> **DO THIS**:
Exactly as written, print each record in the listing.

> **INPUT FOR THIS TASK**:
* start *
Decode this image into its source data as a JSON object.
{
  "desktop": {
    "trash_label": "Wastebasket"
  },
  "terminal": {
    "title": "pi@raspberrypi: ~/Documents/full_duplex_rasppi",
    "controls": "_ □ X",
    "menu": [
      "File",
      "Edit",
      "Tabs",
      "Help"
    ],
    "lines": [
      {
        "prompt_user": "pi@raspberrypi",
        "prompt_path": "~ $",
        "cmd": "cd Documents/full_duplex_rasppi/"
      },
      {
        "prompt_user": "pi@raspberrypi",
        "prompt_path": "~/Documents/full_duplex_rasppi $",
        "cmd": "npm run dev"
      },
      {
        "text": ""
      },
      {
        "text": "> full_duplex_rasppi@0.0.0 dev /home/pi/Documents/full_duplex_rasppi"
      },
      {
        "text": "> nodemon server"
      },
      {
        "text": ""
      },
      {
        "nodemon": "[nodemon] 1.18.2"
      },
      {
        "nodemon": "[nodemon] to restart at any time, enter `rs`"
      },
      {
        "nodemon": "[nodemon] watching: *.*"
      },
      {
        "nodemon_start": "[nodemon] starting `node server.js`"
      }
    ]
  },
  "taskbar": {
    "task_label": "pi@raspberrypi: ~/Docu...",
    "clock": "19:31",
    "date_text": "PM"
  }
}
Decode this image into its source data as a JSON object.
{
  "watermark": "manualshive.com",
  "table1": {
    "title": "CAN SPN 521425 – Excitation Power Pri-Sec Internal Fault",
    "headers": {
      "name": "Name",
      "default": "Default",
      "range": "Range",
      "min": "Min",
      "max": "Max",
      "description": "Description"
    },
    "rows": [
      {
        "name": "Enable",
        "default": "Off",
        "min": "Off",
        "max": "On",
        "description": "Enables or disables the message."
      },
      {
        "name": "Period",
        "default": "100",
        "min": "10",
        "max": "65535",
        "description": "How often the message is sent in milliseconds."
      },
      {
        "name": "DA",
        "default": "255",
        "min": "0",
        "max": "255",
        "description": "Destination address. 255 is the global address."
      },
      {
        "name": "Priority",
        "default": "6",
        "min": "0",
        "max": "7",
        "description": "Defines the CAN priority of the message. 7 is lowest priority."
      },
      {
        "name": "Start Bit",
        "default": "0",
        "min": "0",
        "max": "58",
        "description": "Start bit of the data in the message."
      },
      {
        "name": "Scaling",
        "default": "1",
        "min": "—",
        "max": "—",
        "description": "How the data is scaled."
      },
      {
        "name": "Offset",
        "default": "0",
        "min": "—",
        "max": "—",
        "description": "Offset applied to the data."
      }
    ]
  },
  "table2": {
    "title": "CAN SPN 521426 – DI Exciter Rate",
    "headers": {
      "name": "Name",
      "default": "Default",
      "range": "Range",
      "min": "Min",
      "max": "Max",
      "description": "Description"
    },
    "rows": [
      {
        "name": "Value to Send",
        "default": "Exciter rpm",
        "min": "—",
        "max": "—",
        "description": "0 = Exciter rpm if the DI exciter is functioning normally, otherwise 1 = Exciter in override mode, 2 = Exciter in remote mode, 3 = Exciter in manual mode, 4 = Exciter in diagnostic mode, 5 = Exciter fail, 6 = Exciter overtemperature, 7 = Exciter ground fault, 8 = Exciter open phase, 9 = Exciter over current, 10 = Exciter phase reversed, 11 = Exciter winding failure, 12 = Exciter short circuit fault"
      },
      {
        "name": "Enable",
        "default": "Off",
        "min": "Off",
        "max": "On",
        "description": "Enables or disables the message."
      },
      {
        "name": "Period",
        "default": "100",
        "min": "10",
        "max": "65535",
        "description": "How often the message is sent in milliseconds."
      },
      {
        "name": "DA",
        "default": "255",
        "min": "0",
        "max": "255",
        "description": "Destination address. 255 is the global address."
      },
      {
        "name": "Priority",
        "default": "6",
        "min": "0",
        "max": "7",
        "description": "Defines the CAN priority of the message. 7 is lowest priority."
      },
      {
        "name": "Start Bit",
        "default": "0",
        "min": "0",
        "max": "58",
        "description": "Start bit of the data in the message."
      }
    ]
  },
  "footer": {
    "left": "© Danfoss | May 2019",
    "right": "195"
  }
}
* end *
> **THE OUTPUT**:
Decode this image into its source data as a JSON object.
{
  "desktop": {
    "trash_label": "Wastebasket"
  },
  "terminal": {
    "title": "pi@raspberrypi: ~/Documents/full_duplex_rasppi",
    "controls": "_ □ X",
    "menu": [
      "File",
      "Edit",
      "Tabs",
      "Help"
    ],
    "lines": [
      {
        "prompt_user": "pi@raspberrypi",
        "prompt_path": "~ $",
        "cmd": "cd Documents/full_duplex_rasppi/"
      },
      {
        "prompt_user": "pi@raspberrypi",
        "prompt_path": "~/Documents/full_duplex_rasppi $",
        "cmd": "npm run dev"
      },
      {
        "text": ""
      },
      {
        "text": "> full_duplex_rasppi@0.0.0 dev /home/pi/Documents/full_duplex_rasppi"
      },
      {
        "text": "> nodemon server"
      },
      {
        "text": ""
      },
      {
        "nodemon": "[nodemon] 1.18.2"
      },
      {
        "nodemon": "[nodemon] to restart at any time, enter `rs`"
      },
      {
        "nodemon": "[nodemon] watching: *.*"
      },
      {
        "nodemon_start": "[nodemon] starting `node server.js`"
      }
    ]
  },
  "taskbar": {
    "task_label": "pi@raspberrypi: ~/Docu...",
    "clock": "19:31",
    "date_text": "PM"
  }
}
Decode this image into its source data as a JSON object.
{
  "watermark": "manualshive.com",
  "table1": {
    "title": "CAN SPN 521425 – Excitation Power Pri-Sec Internal Fault",
    "headers": {
      "name": "Name",
      "default": "Default",
      "range": "Range",
      "min": "Min",
      "max": "Max",
      "description": "Description"
    },
    "rows": [
      {
        "name": "Enable",
        "default": "Off",
        "min": "Off",
        "max": "On",
        "description": "Enables or disables the message."
      },
      {
        "name": "Period",
        "default": "100",
        "min": "10",
        "max": "65535",
        "description": "How often the message is sent in milliseconds."
      },
      {
        "name": "DA",
        "default": "255",
        "min": "0",
        "max": "255",
        "description": "Destination address. 255 is the global address."
      },
      {
        "name": "Priority",
        "default": "6",
        "min": "0",
        "max": "7",
        "description": "Defines the CAN priority of the message. 7 is lowest priority."
      },
      {
        "name": "Start Bit",
        "default": "0",
        "min": "0",
        "max": "58",
        "description": "Start bit of the data in the message."
      },
      {
        "name": "Scaling",
        "default": "1",
        "min": "—",
        "max": "—",
        "description": "How the data is scaled."
      },
      {
        "name": "Offset",
        "default": "0",
        "min": "—",
        "max": "—",
        "description": "Offset applied to the data."
      }
    ]
  },
  "table2": {
    "title": "CAN SPN 521426 – DI Exciter Rate",
    "headers": {
      "name": "Name",
      "default": "Default",
      "range": "Range",
      "min": "Min",
      "max": "Max",
      "description": "Description"
    },
    "rows": [
      {
        "name": "Value to Send",
        "default": "Exciter rpm",
        "min": "—",
        "max": "—",
        "description": "0 = Exciter rpm if the DI exciter is functioning normally, otherwise 1 = Exciter in override mode, 2 = Exciter in remote mode, 3 = Exciter in manual mode, 4 = Exciter in diagnostic mode, 5 = Exciter fail, 6 = Exciter overtemperature, 7 = Exciter ground fault, 8 = Exciter open phase, 9 = Exciter over current, 10 = Exciter phase reversed, 11 = Exciter winding failure, 12 = Exciter short circuit fault"
      },
      {
        "name": "Enable",
        "default": "Off",
        "min": "Off",
        "max": "On",
        "description": "Enables or disables the message."
      },
      {
        "name": "Period",
        "default": "100",
        "min": "10",
        "max": "65535",
        "description": "How often the message is sent in milliseconds."
      },
      {
        "name": "DA",
        "default": "255",
        "min": "0",
        "max": "255",
        "description": "Destination address. 255 is the global address."
      },
      {
        "name": "Priority",
        "default": "6",
        "min": "0",
        "max": "7",
        "description": "Defines the CAN priority of the message. 7 is lowest priority."
      },
      {
        "name": "Start Bit",
        "default": "0",
        "min": "0",
        "max": "58",
        "description": "Start bit of the data in the message."
      }
    ]
  },
  "footer": {
    "left": "© Danfoss | May 2019",
    "right": "195"
  }
}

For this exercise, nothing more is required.